── Data provided

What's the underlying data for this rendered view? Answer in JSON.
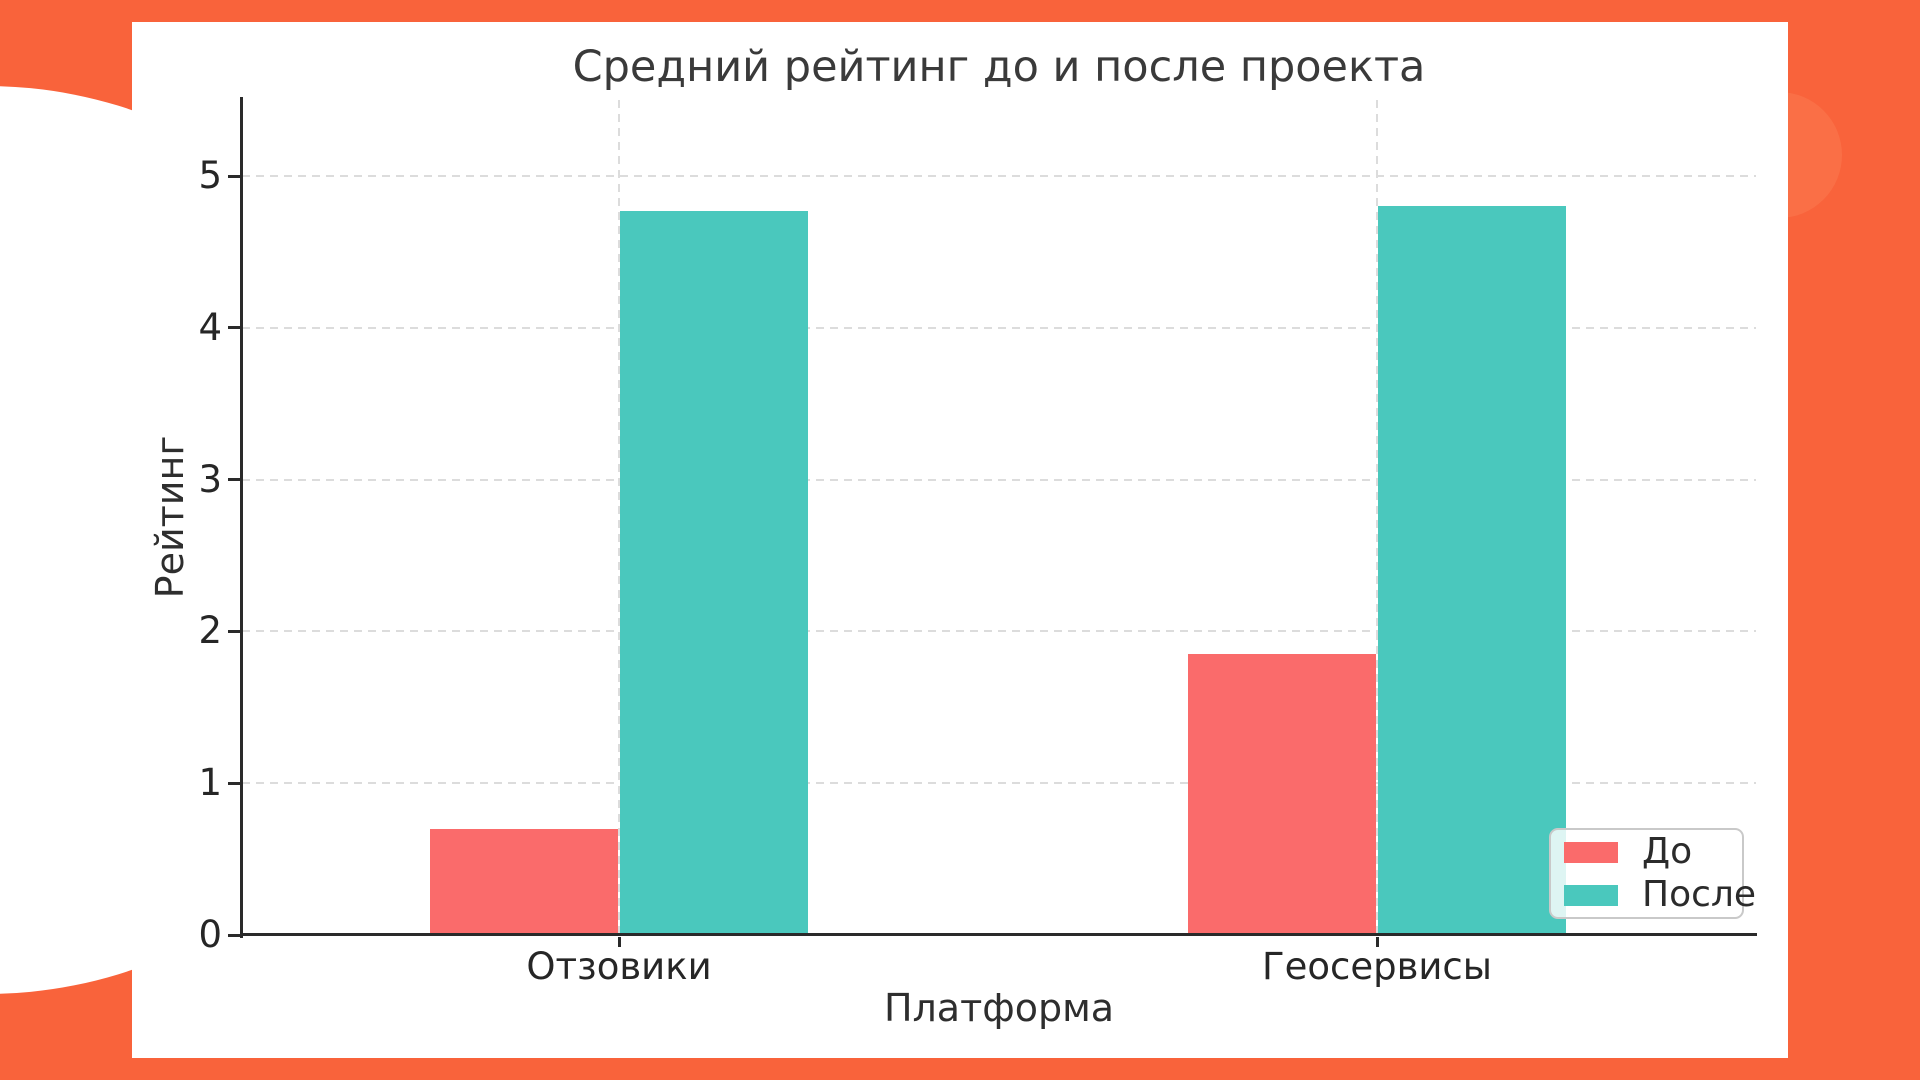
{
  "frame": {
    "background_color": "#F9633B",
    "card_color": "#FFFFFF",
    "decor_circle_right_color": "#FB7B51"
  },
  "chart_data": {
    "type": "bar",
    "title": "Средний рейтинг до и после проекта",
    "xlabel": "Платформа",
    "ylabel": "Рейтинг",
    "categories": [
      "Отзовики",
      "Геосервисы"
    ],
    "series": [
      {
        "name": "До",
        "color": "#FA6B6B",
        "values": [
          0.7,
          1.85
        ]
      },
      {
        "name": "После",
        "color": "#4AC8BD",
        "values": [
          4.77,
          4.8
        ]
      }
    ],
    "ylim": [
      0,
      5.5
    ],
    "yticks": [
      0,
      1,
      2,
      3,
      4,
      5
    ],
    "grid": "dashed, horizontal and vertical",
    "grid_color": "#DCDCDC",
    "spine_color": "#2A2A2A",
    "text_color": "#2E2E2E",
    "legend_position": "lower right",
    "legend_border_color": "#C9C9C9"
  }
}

────
── Data provided

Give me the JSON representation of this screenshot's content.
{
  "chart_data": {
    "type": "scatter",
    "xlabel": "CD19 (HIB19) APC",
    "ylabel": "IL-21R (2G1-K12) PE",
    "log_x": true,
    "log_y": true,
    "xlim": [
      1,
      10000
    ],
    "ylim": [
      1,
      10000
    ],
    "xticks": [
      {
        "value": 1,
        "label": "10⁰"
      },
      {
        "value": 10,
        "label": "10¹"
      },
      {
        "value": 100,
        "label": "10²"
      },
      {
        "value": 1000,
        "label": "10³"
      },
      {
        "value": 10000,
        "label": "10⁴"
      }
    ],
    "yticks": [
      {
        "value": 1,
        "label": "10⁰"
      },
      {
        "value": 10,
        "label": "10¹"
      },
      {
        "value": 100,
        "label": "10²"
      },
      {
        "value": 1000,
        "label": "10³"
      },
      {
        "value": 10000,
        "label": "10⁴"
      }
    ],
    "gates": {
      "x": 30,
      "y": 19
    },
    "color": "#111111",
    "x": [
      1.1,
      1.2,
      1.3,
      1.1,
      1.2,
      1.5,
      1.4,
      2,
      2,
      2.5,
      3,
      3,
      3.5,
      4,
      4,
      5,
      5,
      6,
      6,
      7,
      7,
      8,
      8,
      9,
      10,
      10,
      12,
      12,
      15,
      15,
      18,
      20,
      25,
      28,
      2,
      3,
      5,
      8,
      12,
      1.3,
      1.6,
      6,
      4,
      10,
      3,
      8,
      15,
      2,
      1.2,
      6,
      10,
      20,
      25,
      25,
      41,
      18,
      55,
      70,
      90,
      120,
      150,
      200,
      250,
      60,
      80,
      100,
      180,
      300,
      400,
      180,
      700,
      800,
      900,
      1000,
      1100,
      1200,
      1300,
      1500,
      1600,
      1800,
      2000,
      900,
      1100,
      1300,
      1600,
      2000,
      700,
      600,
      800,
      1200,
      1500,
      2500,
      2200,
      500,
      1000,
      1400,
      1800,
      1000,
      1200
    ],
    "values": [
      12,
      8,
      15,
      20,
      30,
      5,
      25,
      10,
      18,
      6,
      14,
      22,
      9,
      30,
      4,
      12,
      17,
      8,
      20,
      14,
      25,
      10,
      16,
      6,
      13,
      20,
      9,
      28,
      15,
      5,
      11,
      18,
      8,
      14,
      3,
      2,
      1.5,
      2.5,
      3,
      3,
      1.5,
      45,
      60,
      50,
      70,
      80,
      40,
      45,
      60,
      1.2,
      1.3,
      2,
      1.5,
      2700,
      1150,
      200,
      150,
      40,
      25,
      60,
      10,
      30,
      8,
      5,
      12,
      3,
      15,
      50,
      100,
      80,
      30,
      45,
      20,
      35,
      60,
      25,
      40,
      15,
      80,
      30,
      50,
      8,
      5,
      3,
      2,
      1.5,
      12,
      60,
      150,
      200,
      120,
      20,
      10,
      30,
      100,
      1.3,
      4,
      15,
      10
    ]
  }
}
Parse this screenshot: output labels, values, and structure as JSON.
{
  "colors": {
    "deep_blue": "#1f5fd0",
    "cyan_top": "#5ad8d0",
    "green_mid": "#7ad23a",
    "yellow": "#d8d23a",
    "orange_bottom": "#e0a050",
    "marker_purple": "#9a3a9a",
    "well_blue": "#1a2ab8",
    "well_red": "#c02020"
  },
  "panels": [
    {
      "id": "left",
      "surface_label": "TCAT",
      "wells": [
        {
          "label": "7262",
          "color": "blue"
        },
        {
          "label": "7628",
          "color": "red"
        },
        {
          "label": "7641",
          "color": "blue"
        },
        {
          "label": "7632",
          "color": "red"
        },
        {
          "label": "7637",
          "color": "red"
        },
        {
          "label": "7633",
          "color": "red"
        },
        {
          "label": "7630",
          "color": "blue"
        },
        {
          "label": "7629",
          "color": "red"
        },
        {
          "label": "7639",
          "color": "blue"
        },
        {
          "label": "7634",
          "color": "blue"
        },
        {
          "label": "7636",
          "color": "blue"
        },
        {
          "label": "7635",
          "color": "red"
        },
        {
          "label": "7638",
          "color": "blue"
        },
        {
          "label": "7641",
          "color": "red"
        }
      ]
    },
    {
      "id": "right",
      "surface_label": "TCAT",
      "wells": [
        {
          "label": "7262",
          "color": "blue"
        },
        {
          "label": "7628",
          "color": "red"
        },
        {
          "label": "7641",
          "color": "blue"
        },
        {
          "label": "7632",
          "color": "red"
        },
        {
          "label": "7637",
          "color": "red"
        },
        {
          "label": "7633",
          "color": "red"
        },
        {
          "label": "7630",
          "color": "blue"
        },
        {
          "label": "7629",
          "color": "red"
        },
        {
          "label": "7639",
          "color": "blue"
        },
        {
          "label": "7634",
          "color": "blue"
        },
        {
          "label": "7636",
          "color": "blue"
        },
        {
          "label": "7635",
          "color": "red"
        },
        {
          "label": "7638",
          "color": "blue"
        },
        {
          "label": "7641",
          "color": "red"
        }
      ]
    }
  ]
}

────

What is required → Copy every line of the listing where the word "ylabel" appears.

Exercise output →
    "ylabel": "Рейтинг",
    "ylabel": "IL-21R (2G1-K12) PE",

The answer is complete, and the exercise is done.